(Records from a data source)
=== Section Start ===

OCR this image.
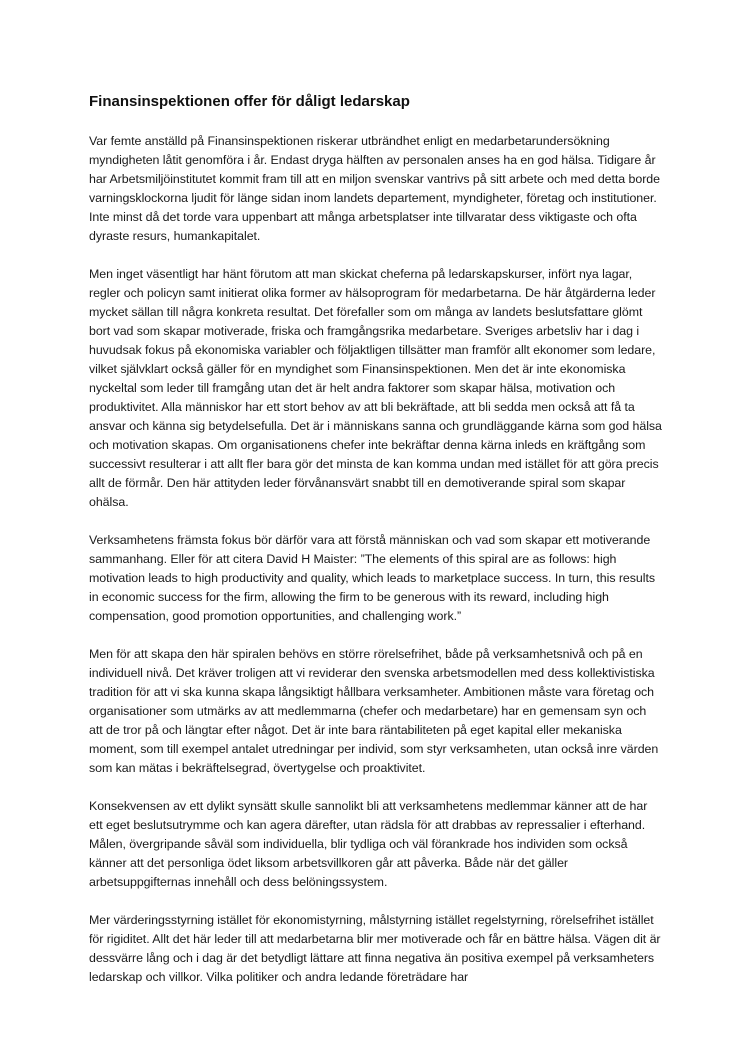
Finansinspektionen offer för dåligt ledarskap

Var femte anställd på Finansinspektionen riskerar utbrändhet enligt en medarbetarundersökning myndigheten låtit genomföra i år. Endast dryga hälften av personalen anses ha en god hälsa. Tidigare år har Arbetsmiljöinstitutet kommit fram till att en miljon svenskar vantrivs på sitt arbete och med detta borde varningsklockorna ljudit för länge sidan inom landets departement, myndigheter, företag och institutioner. Inte minst då det torde vara uppenbart att många arbetsplatser inte tillvaratar dess viktigaste och ofta dyraste resurs, humankapitalet.

Men inget väsentligt har hänt förutom att man skickat cheferna på ledarskapskurser, infört nya lagar, regler och policyn samt initierat olika former av hälsoprogram för medarbetarna. De här åtgärderna leder mycket sällan till några konkreta resultat. Det förefaller som om många av landets beslutsfattare glömt bort vad som skapar motiverade, friska och framgångsrika medarbetare. Sveriges arbetsliv har i dag i huvudsak fokus på ekonomiska variabler och följaktligen tillsätter man framför allt ekonomer som ledare, vilket självklart också gäller för en myndighet som Finansinspektionen. Men det är inte ekonomiska nyckeltal som leder till framgång utan det är helt andra faktorer som skapar hälsa, motivation och produktivitet. Alla människor har ett stort behov av att bli bekräftade, att bli sedda men också att få ta ansvar och känna sig betydelsefulla. Det är i människans sanna och grundläggande kärna som god hälsa och motivation skapas. Om organisationens chefer inte bekräftar denna kärna inleds en kräftgång som successivt resulterar i att allt fler bara gör det minsta de kan komma undan med istället för att göra precis allt de förmår. Den här attityden leder förvånansvärt snabbt till en demotiverande spiral som skapar ohälsa.

Verksamhetens främsta fokus bör därför vara att förstå människan och vad som skapar ett motiverande sammanhang. Eller för att citera David H Maister: ”The elements of this spiral are as follows: high motivation leads to high productivity and quality, which leads to marketplace success. In turn, this results in economic success for the firm, allowing the firm to be generous with its reward, including high compensation, good promotion opportunities, and challenging work.”

Men för att skapa den här spiralen behövs en större rörelsefrihet, både på verksamhetsnivå och på en individuell nivå. Det kräver troligen att vi reviderar den svenska arbetsmodellen med dess kollektivistiska tradition för att vi ska kunna skapa långsiktigt hållbara verksamheter. Ambitionen måste vara företag och organisationer som utmärks av att medlemmarna (chefer och medarbetare) har en gemensam syn och att de tror på och längtar efter något. Det är inte bara räntabiliteten på eget kapital eller mekaniska moment, som till exempel antalet utredningar per individ, som styr verksamheten, utan också inre värden som kan mätas i bekräftelsegrad, övertygelse och proaktivitet.

Konsekvensen av ett dylikt synsätt skulle sannolikt bli att verksamhetens medlemmar känner att de har ett eget beslutsutrymme och kan agera därefter, utan rädsla för att drabbas av repressalier i efterhand. Målen, övergripande såväl som individuella, blir tydliga och väl förankrade hos individen som också känner att det personliga ödet liksom arbetsvillkoren går att påverka. Både när det gäller arbetsuppgifternas innehåll och dess belöningssystem.

Mer värderingsstyrning istället för ekonomistyrning, målstyrning istället regelstyrning, rörelsefrihet istället för rigiditet. Allt det här leder till att medarbetarna blir mer motiverade och får en bättre hälsa. Vägen dit är dessvärre lång och i dag är det betydligt lättare att finna negativa än positiva exempel på verksamheters ledarskap och villkor. Vilka politiker och andra ledande företrädare har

=== Section End ===

List all lines from the entries that include the word "rörelsefrihet".

» SOLUTION
Men för att skapa den här spiralen behövs en större rörelsefrihet, både på verksamhetsnivå och på en individuell nivå. Det kräver troligen att vi reviderar den svenska arbetsmodellen med dess kollektivistiska tradition för att vi ska kunna skapa långsiktigt hållbara verksamheter. Ambitionen måste vara företag och organisationer som utmärks av att medlemmarna (chefer och medarbetare) har en gemensam syn och att de tror på och längtar efter något. Det är inte bara räntabiliteten på eget kapital eller mekaniska moment, som till exempel antalet utredningar per individ, som styr verksamheten, utan också inre värden som kan mätas i bekräftelsegrad, övertygelse och proaktivitet.
Mer värderingsstyrning istället för ekonomistyrning, målstyrning istället regelstyrning, rörelsefrihet istället för rigiditet. Allt det här leder till att medarbetarna blir mer motiverade och får en bättre hälsa. Vägen dit är dessvärre lång och i dag är det betydligt lättare att finna negativa än positiva exempel på verksamheters ledarskap och villkor. Vilka politiker och andra ledande företrädare har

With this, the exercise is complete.